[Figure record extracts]
________________
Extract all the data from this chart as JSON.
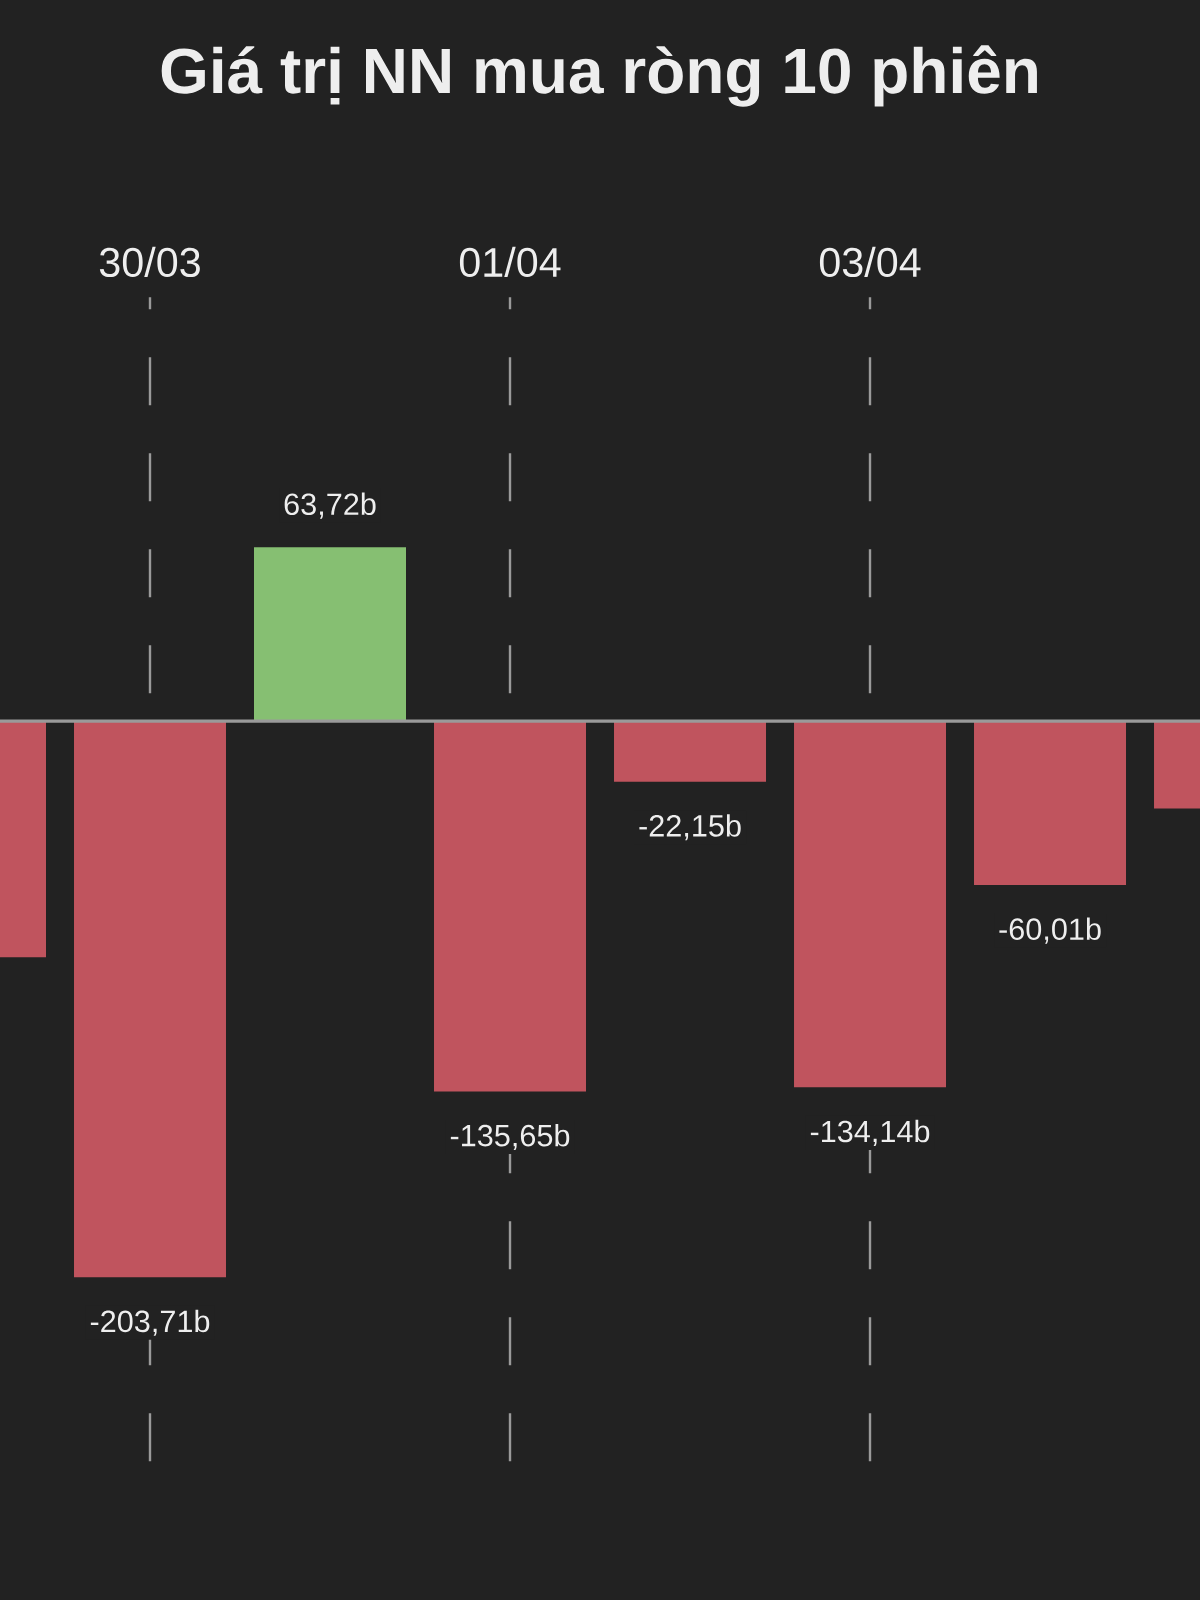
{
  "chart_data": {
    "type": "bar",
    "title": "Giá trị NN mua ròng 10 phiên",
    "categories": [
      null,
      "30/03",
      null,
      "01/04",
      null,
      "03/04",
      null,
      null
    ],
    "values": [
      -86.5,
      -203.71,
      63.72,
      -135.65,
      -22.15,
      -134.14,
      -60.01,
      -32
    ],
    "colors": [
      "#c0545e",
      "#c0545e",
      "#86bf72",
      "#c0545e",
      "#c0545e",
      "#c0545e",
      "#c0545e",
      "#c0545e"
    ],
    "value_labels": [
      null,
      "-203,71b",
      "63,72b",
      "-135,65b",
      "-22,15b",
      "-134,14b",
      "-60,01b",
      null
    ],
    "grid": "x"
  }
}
________________
**Directive:**
Print all the records again exactly; do not include any picture.

**Result of this exercise:**
Extract all the data from this chart as JSON.
{
  "chart_data": {
    "type": "bar",
    "title": "Giá trị NN mua ròng 10 phiên",
    "categories": [
      null,
      "30/03",
      null,
      "01/04",
      null,
      "03/04",
      null,
      null
    ],
    "values": [
      -86.5,
      -203.71,
      63.72,
      -135.65,
      -22.15,
      -134.14,
      -60.01,
      -32
    ],
    "colors": [
      "#c0545e",
      "#c0545e",
      "#86bf72",
      "#c0545e",
      "#c0545e",
      "#c0545e",
      "#c0545e",
      "#c0545e"
    ],
    "value_labels": [
      null,
      "-203,71b",
      "63,72b",
      "-135,65b",
      "-22,15b",
      "-134,14b",
      "-60,01b",
      null
    ],
    "grid": "x"
  }
}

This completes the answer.